/---

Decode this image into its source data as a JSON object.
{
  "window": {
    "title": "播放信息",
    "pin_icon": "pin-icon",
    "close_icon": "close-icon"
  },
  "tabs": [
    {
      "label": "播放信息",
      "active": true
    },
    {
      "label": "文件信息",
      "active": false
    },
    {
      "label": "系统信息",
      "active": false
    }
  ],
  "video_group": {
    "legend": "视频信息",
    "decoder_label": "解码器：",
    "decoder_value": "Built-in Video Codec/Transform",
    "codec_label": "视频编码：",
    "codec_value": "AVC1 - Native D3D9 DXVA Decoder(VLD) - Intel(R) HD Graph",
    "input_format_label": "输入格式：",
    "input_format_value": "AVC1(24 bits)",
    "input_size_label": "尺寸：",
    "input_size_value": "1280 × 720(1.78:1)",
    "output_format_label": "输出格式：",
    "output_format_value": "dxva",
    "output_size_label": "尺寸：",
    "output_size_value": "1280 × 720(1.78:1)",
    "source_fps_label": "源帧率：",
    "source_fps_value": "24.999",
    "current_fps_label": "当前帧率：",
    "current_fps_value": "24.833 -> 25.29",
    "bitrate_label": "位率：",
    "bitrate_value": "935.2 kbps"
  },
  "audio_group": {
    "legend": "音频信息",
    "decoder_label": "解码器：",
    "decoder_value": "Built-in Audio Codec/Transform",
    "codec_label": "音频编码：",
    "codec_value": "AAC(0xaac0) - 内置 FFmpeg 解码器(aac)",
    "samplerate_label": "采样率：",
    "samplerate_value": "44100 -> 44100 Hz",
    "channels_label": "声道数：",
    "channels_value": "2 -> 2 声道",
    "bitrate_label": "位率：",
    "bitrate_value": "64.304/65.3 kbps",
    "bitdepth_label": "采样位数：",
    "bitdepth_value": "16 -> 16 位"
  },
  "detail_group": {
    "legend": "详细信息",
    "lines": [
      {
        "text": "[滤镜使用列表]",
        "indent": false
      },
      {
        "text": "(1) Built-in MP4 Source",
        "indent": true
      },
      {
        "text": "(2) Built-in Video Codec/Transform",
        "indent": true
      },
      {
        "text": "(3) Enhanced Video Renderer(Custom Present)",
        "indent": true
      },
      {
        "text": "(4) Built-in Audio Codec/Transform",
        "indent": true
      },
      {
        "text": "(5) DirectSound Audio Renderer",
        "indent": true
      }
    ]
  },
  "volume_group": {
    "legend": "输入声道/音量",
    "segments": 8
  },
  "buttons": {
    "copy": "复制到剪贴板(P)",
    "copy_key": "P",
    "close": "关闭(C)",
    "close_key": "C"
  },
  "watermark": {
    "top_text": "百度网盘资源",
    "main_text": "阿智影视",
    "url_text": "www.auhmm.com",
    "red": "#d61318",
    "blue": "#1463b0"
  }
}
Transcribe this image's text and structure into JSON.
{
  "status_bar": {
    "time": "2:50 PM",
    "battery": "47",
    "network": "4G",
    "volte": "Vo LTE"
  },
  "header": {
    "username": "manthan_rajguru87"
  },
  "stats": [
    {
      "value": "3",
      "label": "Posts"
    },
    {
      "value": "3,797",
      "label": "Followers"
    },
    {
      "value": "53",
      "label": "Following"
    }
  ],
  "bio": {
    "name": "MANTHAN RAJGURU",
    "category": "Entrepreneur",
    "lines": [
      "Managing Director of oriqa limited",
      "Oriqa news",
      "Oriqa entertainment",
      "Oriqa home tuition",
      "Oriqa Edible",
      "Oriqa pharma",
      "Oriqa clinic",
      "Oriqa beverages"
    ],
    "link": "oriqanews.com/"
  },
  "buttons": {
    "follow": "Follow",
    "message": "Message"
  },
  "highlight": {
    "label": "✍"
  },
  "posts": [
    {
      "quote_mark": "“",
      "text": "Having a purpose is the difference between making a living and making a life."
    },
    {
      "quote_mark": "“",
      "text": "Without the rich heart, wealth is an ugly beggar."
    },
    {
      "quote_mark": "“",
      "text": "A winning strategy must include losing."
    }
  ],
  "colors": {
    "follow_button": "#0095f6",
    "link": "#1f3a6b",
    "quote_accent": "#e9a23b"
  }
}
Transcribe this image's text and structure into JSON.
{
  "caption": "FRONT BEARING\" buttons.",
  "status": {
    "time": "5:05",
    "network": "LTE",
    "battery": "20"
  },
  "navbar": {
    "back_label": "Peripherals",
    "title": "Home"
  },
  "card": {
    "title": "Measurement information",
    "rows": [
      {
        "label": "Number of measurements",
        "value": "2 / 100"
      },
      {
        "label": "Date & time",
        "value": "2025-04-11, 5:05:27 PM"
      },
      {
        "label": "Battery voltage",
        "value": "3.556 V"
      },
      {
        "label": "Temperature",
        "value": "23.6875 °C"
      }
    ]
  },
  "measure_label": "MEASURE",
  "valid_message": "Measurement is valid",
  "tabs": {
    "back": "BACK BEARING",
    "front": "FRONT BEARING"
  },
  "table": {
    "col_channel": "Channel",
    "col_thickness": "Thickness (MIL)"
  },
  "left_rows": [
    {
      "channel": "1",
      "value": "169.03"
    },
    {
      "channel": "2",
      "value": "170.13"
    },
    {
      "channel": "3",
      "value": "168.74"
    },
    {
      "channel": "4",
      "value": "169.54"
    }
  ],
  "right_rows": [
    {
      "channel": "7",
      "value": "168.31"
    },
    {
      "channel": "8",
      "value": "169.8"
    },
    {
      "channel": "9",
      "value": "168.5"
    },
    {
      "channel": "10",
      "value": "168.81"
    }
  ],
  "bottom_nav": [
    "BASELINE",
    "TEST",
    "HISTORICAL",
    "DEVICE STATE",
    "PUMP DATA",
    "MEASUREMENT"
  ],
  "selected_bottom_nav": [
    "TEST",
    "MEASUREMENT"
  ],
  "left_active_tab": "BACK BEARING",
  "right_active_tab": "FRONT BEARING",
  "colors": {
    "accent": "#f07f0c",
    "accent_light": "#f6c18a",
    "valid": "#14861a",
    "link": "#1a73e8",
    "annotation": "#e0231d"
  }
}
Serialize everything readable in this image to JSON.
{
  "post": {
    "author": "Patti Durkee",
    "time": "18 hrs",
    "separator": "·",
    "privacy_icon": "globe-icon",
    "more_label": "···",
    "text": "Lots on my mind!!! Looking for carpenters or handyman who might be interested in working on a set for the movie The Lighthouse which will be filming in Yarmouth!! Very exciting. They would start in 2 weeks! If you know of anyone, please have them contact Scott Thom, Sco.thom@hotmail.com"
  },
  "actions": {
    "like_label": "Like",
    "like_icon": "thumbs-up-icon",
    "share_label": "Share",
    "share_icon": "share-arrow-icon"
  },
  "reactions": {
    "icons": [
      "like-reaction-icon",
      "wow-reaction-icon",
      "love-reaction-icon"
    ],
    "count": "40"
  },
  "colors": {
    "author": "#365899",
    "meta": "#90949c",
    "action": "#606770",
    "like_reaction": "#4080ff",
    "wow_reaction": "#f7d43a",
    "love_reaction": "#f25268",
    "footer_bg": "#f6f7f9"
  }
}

\---

*THE REQUEST*
Retype the entries exactly, including every line.

*RESPONSE BELOW*
Decode this image into its source data as a JSON object.
{
  "window": {
    "title": "播放信息",
    "pin_icon": "pin-icon",
    "close_icon": "close-icon"
  },
  "tabs": [
    {
      "label": "播放信息",
      "active": true
    },
    {
      "label": "文件信息",
      "active": false
    },
    {
      "label": "系统信息",
      "active": false
    }
  ],
  "video_group": {
    "legend": "视频信息",
    "decoder_label": "解码器：",
    "decoder_value": "Built-in Video Codec/Transform",
    "codec_label": "视频编码：",
    "codec_value": "AVC1 - Native D3D9 DXVA Decoder(VLD) - Intel(R) HD Graph",
    "input_format_label": "输入格式：",
    "input_format_value": "AVC1(24 bits)",
    "input_size_label": "尺寸：",
    "input_size_value": "1280 × 720(1.78:1)",
    "output_format_label": "输出格式：",
    "output_format_value": "dxva",
    "output_size_label": "尺寸：",
    "output_size_value": "1280 × 720(1.78:1)",
    "source_fps_label": "源帧率：",
    "source_fps_value": "24.999",
    "current_fps_label": "当前帧率：",
    "current_fps_value": "24.833 -> 25.29",
    "bitrate_label": "位率：",
    "bitrate_value": "935.2 kbps"
  },
  "audio_group": {
    "legend": "音频信息",
    "decoder_label": "解码器：",
    "decoder_value": "Built-in Audio Codec/Transform",
    "codec_label": "音频编码：",
    "codec_value": "AAC(0xaac0) - 内置 FFmpeg 解码器(aac)",
    "samplerate_label": "采样率：",
    "samplerate_value": "44100 -> 44100 Hz",
    "channels_label": "声道数：",
    "channels_value": "2 -> 2 声道",
    "bitrate_label": "位率：",
    "bitrate_value": "64.304/65.3 kbps",
    "bitdepth_label": "采样位数：",
    "bitdepth_value": "16 -> 16 位"
  },
  "detail_group": {
    "legend": "详细信息",
    "lines": [
      {
        "text": "[滤镜使用列表]",
        "indent": false
      },
      {
        "text": "(1) Built-in MP4 Source",
        "indent": true
      },
      {
        "text": "(2) Built-in Video Codec/Transform",
        "indent": true
      },
      {
        "text": "(3) Enhanced Video Renderer(Custom Present)",
        "indent": true
      },
      {
        "text": "(4) Built-in Audio Codec/Transform",
        "indent": true
      },
      {
        "text": "(5) DirectSound Audio Renderer",
        "indent": true
      }
    ]
  },
  "volume_group": {
    "legend": "输入声道/音量",
    "segments": 8
  },
  "buttons": {
    "copy": "复制到剪贴板(P)",
    "copy_key": "P",
    "close": "关闭(C)",
    "close_key": "C"
  },
  "watermark": {
    "top_text": "百度网盘资源",
    "main_text": "阿智影视",
    "url_text": "www.auhmm.com",
    "red": "#d61318",
    "blue": "#1463b0"
  }
}
Transcribe this image's text and structure into JSON.
{
  "status_bar": {
    "time": "2:50 PM",
    "battery": "47",
    "network": "4G",
    "volte": "Vo LTE"
  },
  "header": {
    "username": "manthan_rajguru87"
  },
  "stats": [
    {
      "value": "3",
      "label": "Posts"
    },
    {
      "value": "3,797",
      "label": "Followers"
    },
    {
      "value": "53",
      "label": "Following"
    }
  ],
  "bio": {
    "name": "MANTHAN RAJGURU",
    "category": "Entrepreneur",
    "lines": [
      "Managing Director of oriqa limited",
      "Oriqa news",
      "Oriqa entertainment",
      "Oriqa home tuition",
      "Oriqa Edible",
      "Oriqa pharma",
      "Oriqa clinic",
      "Oriqa beverages"
    ],
    "link": "oriqanews.com/"
  },
  "buttons": {
    "follow": "Follow",
    "message": "Message"
  },
  "highlight": {
    "label": "✍"
  },
  "posts": [
    {
      "quote_mark": "“",
      "text": "Having a purpose is the difference between making a living and making a life."
    },
    {
      "quote_mark": "“",
      "text": "Without the rich heart, wealth is an ugly beggar."
    },
    {
      "quote_mark": "“",
      "text": "A winning strategy must include losing."
    }
  ],
  "colors": {
    "follow_button": "#0095f6",
    "link": "#1f3a6b",
    "quote_accent": "#e9a23b"
  }
}
Transcribe this image's text and structure into JSON.
{
  "caption": "FRONT BEARING\" buttons.",
  "status": {
    "time": "5:05",
    "network": "LTE",
    "battery": "20"
  },
  "navbar": {
    "back_label": "Peripherals",
    "title": "Home"
  },
  "card": {
    "title": "Measurement information",
    "rows": [
      {
        "label": "Number of measurements",
        "value": "2 / 100"
      },
      {
        "label": "Date & time",
        "value": "2025-04-11, 5:05:27 PM"
      },
      {
        "label": "Battery voltage",
        "value": "3.556 V"
      },
      {
        "label": "Temperature",
        "value": "23.6875 °C"
      }
    ]
  },
  "measure_label": "MEASURE",
  "valid_message": "Measurement is valid",
  "tabs": {
    "back": "BACK BEARING",
    "front": "FRONT BEARING"
  },
  "table": {
    "col_channel": "Channel",
    "col_thickness": "Thickness (MIL)"
  },
  "left_rows": [
    {
      "channel": "1",
      "value": "169.03"
    },
    {
      "channel": "2",
      "value": "170.13"
    },
    {
      "channel": "3",
      "value": "168.74"
    },
    {
      "channel": "4",
      "value": "169.54"
    }
  ],
  "right_rows": [
    {
      "channel": "7",
      "value": "168.31"
    },
    {
      "channel": "8",
      "value": "169.8"
    },
    {
      "channel": "9",
      "value": "168.5"
    },
    {
      "channel": "10",
      "value": "168.81"
    }
  ],
  "bottom_nav": [
    "BASELINE",
    "TEST",
    "HISTORICAL",
    "DEVICE STATE",
    "PUMP DATA",
    "MEASUREMENT"
  ],
  "selected_bottom_nav": [
    "TEST",
    "MEASUREMENT"
  ],
  "left_active_tab": "BACK BEARING",
  "right_active_tab": "FRONT BEARING",
  "colors": {
    "accent": "#f07f0c",
    "accent_light": "#f6c18a",
    "valid": "#14861a",
    "link": "#1a73e8",
    "annotation": "#e0231d"
  }
}
Serialize everything readable in this image to JSON.
{
  "post": {
    "author": "Patti Durkee",
    "time": "18 hrs",
    "separator": "·",
    "privacy_icon": "globe-icon",
    "more_label": "···",
    "text": "Lots on my mind!!! Looking for carpenters or handyman who might be interested in working on a set for the movie The Lighthouse which will be filming in Yarmouth!! Very exciting. They would start in 2 weeks! If you know of anyone, please have them contact Scott Thom, Sco.thom@hotmail.com"
  },
  "actions": {
    "like_label": "Like",
    "like_icon": "thumbs-up-icon",
    "share_label": "Share",
    "share_icon": "share-arrow-icon"
  },
  "reactions": {
    "icons": [
      "like-reaction-icon",
      "wow-reaction-icon",
      "love-reaction-icon"
    ],
    "count": "40"
  },
  "colors": {
    "author": "#365899",
    "meta": "#90949c",
    "action": "#606770",
    "like_reaction": "#4080ff",
    "wow_reaction": "#f7d43a",
    "love_reaction": "#f25268",
    "footer_bg": "#f6f7f9"
  }
}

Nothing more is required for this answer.